Collected data entries
'''

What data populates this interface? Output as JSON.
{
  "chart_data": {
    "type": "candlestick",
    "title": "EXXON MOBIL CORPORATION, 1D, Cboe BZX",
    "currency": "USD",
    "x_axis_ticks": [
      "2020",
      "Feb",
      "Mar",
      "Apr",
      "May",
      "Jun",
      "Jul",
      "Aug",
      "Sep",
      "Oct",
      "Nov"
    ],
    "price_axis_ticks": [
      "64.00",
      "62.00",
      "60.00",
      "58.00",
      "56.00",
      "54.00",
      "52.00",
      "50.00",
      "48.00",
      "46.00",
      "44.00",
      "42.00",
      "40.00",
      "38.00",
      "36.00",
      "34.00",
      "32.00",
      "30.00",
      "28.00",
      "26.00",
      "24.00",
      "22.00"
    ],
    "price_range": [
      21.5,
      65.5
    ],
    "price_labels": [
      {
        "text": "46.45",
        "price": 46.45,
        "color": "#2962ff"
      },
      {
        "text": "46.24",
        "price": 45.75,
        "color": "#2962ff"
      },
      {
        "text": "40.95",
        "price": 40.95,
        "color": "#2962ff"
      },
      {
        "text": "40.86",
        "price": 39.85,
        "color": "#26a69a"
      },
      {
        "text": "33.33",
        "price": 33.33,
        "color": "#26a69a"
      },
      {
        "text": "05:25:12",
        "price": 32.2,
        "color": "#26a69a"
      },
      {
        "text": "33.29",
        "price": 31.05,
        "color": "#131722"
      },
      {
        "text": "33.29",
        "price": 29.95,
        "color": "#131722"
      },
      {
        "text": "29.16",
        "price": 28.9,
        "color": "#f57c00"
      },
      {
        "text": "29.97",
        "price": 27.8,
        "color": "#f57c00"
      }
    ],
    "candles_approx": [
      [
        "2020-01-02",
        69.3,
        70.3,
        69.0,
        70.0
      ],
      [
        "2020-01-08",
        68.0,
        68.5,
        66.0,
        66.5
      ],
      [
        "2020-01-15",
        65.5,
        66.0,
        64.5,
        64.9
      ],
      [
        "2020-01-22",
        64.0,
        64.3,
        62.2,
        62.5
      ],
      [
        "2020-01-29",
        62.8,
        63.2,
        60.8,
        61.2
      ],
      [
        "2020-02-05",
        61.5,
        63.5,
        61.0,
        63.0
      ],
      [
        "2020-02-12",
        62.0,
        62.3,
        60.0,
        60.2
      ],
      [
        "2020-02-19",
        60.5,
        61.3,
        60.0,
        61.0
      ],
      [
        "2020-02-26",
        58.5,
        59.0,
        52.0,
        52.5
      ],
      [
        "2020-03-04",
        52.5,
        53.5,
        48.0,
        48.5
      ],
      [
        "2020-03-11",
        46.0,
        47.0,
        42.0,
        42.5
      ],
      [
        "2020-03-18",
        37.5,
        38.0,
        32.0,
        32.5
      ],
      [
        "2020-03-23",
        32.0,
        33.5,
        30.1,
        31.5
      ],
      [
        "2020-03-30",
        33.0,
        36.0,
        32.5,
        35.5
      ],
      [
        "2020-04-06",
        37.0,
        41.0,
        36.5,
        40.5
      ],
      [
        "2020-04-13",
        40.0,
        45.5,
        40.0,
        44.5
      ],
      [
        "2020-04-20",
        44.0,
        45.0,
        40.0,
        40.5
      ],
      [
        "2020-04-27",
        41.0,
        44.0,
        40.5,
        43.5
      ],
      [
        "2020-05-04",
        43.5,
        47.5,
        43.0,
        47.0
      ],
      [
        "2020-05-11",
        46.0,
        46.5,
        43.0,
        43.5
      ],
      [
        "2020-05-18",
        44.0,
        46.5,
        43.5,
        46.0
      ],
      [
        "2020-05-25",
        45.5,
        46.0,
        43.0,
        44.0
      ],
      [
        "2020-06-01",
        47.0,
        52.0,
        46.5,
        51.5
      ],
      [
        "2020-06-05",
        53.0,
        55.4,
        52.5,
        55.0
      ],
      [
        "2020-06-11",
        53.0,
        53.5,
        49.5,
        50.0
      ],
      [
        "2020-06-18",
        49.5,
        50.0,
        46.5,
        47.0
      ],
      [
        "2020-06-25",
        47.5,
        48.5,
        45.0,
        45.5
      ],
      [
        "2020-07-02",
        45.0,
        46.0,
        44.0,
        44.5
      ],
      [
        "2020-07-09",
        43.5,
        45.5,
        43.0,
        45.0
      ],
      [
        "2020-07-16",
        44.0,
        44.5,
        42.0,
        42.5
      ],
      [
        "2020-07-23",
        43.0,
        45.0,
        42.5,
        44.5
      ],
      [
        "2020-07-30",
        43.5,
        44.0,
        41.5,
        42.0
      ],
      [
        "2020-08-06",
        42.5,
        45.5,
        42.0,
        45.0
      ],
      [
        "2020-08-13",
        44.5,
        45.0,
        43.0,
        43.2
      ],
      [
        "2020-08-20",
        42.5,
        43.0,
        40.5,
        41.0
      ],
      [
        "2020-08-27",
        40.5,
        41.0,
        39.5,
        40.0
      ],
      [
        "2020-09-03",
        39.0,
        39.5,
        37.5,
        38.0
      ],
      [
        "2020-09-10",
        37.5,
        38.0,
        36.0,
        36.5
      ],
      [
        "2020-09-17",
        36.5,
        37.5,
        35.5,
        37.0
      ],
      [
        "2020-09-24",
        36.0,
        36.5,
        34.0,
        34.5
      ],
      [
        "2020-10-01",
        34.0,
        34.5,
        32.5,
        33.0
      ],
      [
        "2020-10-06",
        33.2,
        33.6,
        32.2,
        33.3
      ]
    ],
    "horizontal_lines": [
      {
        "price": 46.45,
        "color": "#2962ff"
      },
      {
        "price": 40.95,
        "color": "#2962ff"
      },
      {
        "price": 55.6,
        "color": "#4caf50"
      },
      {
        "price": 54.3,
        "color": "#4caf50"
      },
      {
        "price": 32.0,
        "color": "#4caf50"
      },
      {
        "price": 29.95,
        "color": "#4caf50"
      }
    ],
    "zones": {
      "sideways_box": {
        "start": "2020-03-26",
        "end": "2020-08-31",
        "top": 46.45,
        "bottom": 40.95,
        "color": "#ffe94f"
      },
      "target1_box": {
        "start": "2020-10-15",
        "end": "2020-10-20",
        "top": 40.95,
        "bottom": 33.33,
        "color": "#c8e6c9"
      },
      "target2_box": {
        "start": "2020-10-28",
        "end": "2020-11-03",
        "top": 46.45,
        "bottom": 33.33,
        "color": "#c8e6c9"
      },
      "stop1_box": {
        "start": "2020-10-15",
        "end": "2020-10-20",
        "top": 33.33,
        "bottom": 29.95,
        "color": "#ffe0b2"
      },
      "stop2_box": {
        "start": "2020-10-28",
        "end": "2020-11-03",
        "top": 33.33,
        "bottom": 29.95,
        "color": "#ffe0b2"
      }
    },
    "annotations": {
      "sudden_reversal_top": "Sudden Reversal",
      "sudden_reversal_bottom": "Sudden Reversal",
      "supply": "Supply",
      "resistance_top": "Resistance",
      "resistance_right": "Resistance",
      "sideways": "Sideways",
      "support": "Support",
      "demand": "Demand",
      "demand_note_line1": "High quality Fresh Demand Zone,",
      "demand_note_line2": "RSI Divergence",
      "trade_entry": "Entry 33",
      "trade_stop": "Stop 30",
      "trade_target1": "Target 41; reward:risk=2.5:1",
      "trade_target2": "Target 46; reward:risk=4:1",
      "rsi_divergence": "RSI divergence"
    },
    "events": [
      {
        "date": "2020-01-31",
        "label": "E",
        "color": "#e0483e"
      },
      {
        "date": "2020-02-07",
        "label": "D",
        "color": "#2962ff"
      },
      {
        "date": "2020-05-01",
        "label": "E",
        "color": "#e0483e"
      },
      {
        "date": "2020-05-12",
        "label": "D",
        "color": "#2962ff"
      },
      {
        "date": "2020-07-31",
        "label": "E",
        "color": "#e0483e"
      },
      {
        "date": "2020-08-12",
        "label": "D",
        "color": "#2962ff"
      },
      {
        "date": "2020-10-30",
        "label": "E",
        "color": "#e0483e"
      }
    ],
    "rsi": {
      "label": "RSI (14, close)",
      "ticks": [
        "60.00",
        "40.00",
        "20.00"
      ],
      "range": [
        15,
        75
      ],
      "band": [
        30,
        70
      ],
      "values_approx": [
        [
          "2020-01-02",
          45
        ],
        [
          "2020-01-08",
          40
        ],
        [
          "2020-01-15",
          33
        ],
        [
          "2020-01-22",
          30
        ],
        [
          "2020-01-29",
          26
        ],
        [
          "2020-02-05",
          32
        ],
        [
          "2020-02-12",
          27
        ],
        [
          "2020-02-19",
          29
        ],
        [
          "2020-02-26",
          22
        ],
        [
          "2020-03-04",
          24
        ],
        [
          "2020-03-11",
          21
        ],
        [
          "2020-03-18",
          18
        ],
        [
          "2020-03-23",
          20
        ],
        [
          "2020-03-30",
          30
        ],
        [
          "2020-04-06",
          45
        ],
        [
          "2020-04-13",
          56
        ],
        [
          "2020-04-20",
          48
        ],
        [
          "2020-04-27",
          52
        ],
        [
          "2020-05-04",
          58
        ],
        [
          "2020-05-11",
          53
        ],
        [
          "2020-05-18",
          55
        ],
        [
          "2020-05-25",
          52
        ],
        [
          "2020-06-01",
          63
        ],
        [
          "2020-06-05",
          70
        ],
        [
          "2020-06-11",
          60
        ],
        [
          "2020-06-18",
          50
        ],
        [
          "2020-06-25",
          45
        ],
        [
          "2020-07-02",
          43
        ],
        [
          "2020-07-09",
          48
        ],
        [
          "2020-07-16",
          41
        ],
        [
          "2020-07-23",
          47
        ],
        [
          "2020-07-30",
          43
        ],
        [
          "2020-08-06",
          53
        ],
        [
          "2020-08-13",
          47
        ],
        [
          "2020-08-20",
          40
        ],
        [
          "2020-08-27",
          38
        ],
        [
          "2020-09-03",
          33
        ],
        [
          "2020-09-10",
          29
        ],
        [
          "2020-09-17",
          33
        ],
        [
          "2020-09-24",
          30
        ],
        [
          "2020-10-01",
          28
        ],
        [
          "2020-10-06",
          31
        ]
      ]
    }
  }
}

'''

> **The task**
List every line above that holds the word "risk".

> **Reply to the task**
      "trade_target1": "Target 41; reward:risk=2.5:1",
      "trade_target2": "Target 46; reward:risk=4:1",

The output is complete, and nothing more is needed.